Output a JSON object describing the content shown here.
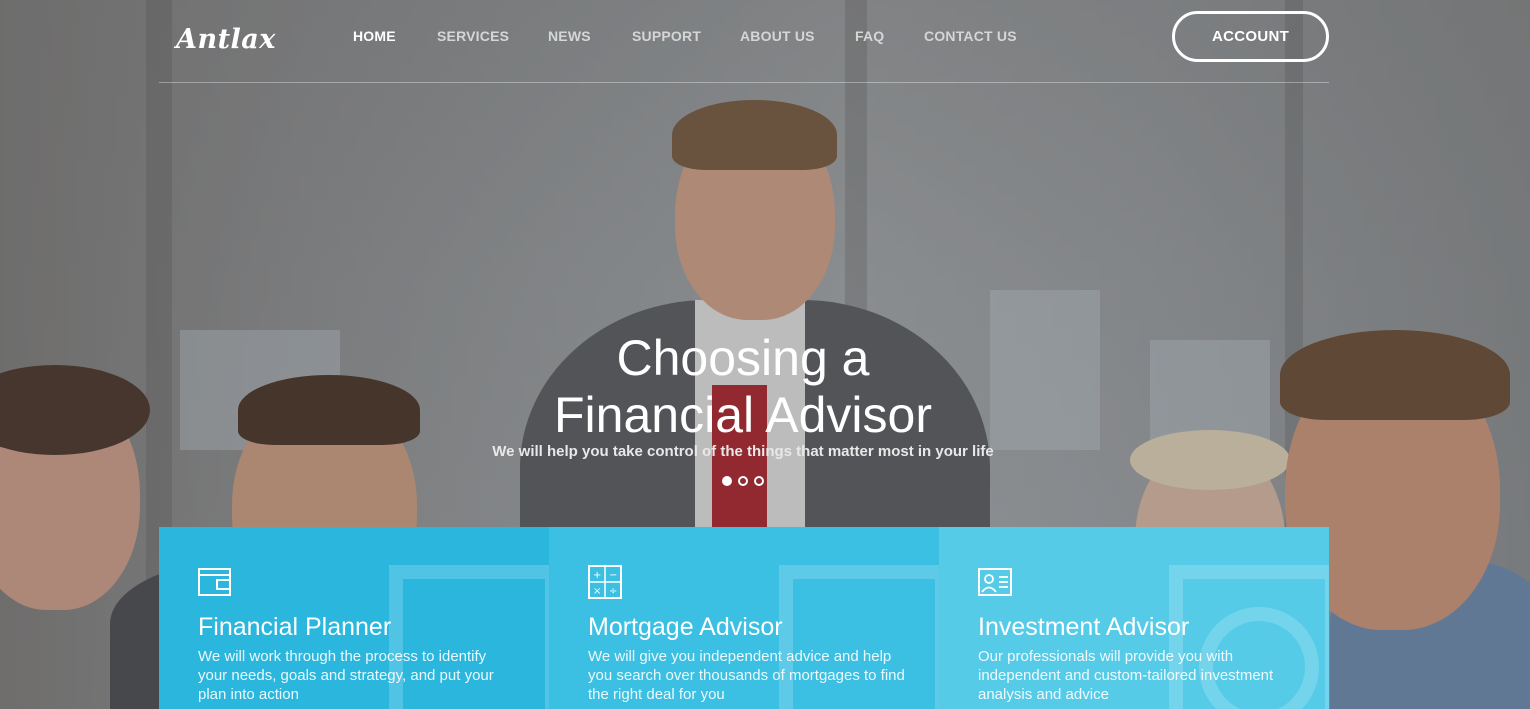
{
  "header": {
    "logo": "Antlax",
    "nav": [
      {
        "label": "HOME",
        "active": true
      },
      {
        "label": "SERVICES",
        "active": false
      },
      {
        "label": "NEWS",
        "active": false
      },
      {
        "label": "SUPPORT",
        "active": false
      },
      {
        "label": "ABOUT US",
        "active": false
      },
      {
        "label": "FAQ",
        "active": false
      },
      {
        "label": "CONTACT US",
        "active": false
      }
    ],
    "account_label": "ACCOUNT"
  },
  "hero": {
    "title_line1": "Choosing a",
    "title_line2": "Financial Advisor",
    "subtitle": "We will help you take control of the things that matter most in your life",
    "slides": 3,
    "active_slide": 1
  },
  "services": [
    {
      "icon": "wallet-icon",
      "title": "Financial Planner",
      "text": "We will work through the process to identify your needs, goals and strategy, and put your plan into action",
      "color": "#2bb6de"
    },
    {
      "icon": "calculator-icon",
      "title": "Mortgage Advisor",
      "text": "We will give you independent advice and help you search over thousands of mortgages to find the right deal for you",
      "color": "#3bbfe2"
    },
    {
      "icon": "id-card-icon",
      "title": "Investment Advisor",
      "text": "Our professionals will provide you with independent and custom-tailored investment analysis and advice",
      "color": "#56cbe8"
    }
  ]
}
____________________
Task brief:
Every line of text is to be repeated exactly; pictures are left out.

Solution to this problem:
Output a JSON object describing the content shown here.
{
  "header": {
    "logo": "Antlax",
    "nav": [
      {
        "label": "HOME",
        "active": true
      },
      {
        "label": "SERVICES",
        "active": false
      },
      {
        "label": "NEWS",
        "active": false
      },
      {
        "label": "SUPPORT",
        "active": false
      },
      {
        "label": "ABOUT US",
        "active": false
      },
      {
        "label": "FAQ",
        "active": false
      },
      {
        "label": "CONTACT US",
        "active": false
      }
    ],
    "account_label": "ACCOUNT"
  },
  "hero": {
    "title_line1": "Choosing a",
    "title_line2": "Financial Advisor",
    "subtitle": "We will help you take control of the things that matter most in your life",
    "slides": 3,
    "active_slide": 1
  },
  "services": [
    {
      "icon": "wallet-icon",
      "title": "Financial Planner",
      "text": "We will work through the process to identify your needs, goals and strategy, and put your plan into action",
      "color": "#2bb6de"
    },
    {
      "icon": "calculator-icon",
      "title": "Mortgage Advisor",
      "text": "We will give you independent advice and help you search over thousands of mortgages to find the right deal for you",
      "color": "#3bbfe2"
    },
    {
      "icon": "id-card-icon",
      "title": "Investment Advisor",
      "text": "Our professionals will provide you with independent and custom-tailored investment analysis and advice",
      "color": "#56cbe8"
    }
  ]
}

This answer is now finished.